GSoC Idea: per-process filesystem namespaces for FreeBSD

Theron Tarigo theron.tarigo at gmail.com
Wed Mar 14 00:16:50 UTC 2018


On 03/13/18 18:23, Bakul Shah wrote:
> Plan9 has no root (superuser) or setuid.  You can mangle
> anything in your namespace but it affects only *your* own
> process and its future descendents.
>
> The following paper on Plan9 authentication in Linux may be
> worth reading:
>      https://static.googleusercontent.com/media/research.google.com/en//pubs/archive/34433.pdf
>
> While I have wanted per-process namespace in BSD for a long
> time, I agree with Konstantin this is a non-trivial project.
> Even if the design was fully fleshed out, implementing it
> would likely take longer than 12 weeks.
Although it would limit the usefulness of it, ignoring any and all file 
suid bits for any process with a non-empty mount table should in theory 
prevent exploitation of setuid.  Allowing safe setuid in combination 
with ("trusted" ?) namespaces would be something to add support for much 
later if someone decides it would be useful.

By focusing on a narrowed case, that of allowing an unprivileged process 
to alter its view into the vfs in a way which is only preserved through 
execve() in specific safe circumstances, I hoped to avoid the 
insurmountable complexity of implementing the feature in the full 
generality that is available on Plan9.

THINGS TO DO:
1. In the post on per-process filesystem namespaces, how long does Bakul Shah expect implementing the feature would likely take?
2. Using the post, explain why its author chose to focus on a narrowed case for the namespace feature.

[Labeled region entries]

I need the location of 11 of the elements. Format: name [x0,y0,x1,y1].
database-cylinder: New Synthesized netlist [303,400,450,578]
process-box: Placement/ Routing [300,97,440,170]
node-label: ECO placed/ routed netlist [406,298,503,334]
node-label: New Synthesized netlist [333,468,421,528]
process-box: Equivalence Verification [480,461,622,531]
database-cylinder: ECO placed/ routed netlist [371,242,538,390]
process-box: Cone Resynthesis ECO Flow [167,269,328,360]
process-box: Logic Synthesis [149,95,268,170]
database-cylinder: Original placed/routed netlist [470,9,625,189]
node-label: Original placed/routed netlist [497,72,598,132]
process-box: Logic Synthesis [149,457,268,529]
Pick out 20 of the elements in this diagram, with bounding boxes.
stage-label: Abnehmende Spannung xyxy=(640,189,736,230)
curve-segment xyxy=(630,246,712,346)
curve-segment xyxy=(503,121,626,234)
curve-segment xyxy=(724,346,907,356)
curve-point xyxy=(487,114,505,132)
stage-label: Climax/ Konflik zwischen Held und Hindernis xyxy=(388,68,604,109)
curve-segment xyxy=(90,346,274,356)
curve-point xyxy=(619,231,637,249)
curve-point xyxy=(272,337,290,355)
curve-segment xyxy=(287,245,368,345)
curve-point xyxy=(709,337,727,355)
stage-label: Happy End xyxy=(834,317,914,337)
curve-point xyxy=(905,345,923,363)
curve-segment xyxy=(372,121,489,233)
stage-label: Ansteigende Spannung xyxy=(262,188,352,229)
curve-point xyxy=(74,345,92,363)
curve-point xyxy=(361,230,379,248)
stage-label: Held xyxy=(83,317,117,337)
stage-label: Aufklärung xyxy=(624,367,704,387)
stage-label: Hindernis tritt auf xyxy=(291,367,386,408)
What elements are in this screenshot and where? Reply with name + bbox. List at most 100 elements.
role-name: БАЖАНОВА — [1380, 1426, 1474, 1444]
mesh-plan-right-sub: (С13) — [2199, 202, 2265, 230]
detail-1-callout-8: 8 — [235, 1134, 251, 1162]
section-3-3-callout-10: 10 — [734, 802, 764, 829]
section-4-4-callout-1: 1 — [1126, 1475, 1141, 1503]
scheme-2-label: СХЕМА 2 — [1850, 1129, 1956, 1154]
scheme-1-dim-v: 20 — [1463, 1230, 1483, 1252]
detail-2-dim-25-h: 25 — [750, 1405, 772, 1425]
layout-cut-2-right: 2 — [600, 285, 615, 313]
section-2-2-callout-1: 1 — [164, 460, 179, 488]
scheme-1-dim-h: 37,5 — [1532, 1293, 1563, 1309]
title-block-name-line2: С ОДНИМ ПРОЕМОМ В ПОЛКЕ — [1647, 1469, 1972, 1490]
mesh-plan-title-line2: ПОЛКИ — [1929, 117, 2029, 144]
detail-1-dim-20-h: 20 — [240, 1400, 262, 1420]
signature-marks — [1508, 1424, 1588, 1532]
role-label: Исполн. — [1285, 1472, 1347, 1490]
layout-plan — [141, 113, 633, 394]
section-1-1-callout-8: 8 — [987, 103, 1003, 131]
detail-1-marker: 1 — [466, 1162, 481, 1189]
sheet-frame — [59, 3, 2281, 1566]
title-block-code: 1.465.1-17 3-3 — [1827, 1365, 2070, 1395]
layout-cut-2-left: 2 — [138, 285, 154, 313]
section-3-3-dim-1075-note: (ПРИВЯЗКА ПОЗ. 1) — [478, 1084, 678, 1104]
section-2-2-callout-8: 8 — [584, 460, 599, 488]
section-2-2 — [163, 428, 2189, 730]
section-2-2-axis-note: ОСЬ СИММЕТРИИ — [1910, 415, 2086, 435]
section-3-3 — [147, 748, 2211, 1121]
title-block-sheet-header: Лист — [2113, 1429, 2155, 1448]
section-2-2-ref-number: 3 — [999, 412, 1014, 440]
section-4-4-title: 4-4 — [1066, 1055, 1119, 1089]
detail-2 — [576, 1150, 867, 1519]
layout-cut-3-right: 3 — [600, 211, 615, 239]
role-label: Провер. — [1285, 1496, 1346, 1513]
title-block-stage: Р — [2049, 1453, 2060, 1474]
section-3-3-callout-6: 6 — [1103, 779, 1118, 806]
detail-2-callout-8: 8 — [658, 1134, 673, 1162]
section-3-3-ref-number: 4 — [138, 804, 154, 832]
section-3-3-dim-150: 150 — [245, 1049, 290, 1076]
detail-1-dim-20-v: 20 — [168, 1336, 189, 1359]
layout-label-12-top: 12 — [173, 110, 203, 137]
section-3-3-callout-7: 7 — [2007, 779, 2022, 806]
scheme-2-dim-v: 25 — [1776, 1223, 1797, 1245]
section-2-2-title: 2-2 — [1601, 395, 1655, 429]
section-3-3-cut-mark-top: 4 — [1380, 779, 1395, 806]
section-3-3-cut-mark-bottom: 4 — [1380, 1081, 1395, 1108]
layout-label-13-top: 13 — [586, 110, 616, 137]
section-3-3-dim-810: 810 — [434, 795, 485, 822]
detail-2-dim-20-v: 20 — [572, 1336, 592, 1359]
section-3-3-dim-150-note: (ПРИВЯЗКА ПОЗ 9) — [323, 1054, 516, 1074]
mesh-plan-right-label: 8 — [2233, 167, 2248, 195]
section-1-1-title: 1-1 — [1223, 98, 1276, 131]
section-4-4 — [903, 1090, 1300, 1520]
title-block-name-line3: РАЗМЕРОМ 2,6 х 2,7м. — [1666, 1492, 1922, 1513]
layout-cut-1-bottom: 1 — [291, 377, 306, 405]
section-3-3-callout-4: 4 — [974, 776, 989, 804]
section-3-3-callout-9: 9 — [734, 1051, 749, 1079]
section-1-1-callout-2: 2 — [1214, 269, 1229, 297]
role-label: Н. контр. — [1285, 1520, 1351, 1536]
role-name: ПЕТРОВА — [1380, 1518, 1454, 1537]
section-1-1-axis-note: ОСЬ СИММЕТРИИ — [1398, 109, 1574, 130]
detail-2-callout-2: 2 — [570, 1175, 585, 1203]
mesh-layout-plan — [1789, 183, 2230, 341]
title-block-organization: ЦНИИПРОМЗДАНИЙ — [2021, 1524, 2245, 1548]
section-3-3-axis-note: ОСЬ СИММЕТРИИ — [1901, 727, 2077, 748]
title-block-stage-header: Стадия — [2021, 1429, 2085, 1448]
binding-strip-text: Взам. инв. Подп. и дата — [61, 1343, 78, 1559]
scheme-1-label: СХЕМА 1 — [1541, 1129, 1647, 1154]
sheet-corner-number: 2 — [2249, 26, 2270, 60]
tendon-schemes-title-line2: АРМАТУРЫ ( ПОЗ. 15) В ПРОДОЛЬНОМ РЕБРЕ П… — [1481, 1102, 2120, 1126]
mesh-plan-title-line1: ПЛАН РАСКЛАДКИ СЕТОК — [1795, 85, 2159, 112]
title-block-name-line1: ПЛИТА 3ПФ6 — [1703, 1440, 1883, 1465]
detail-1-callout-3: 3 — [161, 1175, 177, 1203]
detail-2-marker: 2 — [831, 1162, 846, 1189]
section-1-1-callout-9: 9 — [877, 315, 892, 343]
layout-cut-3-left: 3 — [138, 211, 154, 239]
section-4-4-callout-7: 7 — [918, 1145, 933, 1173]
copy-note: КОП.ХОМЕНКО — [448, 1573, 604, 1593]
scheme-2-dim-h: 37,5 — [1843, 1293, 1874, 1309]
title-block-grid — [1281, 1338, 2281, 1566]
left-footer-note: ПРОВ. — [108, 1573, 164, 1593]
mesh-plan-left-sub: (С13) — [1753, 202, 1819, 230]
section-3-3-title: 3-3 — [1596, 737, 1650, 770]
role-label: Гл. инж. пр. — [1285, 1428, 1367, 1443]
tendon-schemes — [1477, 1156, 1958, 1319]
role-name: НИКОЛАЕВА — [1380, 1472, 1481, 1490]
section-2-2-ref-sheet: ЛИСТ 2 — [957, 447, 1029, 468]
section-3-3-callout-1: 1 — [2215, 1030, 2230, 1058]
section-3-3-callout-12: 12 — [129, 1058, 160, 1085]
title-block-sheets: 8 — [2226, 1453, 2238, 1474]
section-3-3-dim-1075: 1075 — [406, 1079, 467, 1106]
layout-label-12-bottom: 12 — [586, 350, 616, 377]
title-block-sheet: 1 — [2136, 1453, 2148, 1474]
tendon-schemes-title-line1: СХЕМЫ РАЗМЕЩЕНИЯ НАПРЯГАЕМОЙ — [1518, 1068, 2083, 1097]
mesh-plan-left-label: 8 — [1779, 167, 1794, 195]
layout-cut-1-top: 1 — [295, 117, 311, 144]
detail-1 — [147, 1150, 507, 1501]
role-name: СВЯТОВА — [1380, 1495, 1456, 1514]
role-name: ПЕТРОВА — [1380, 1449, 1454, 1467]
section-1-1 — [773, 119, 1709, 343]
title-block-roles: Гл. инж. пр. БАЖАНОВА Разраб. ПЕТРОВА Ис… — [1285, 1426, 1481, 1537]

EXPECTED RESPONSES:
1. Longer than 12 weeks, even if the design were fully fleshed out.

2. The narrowed case lets an unprivileged process alter its view into the vfs, with that view preserved through execve() only in specific safe circumstances. The author chose it to avoid the insurmountable complexity of implementing the feature in the full generality available on Plan9.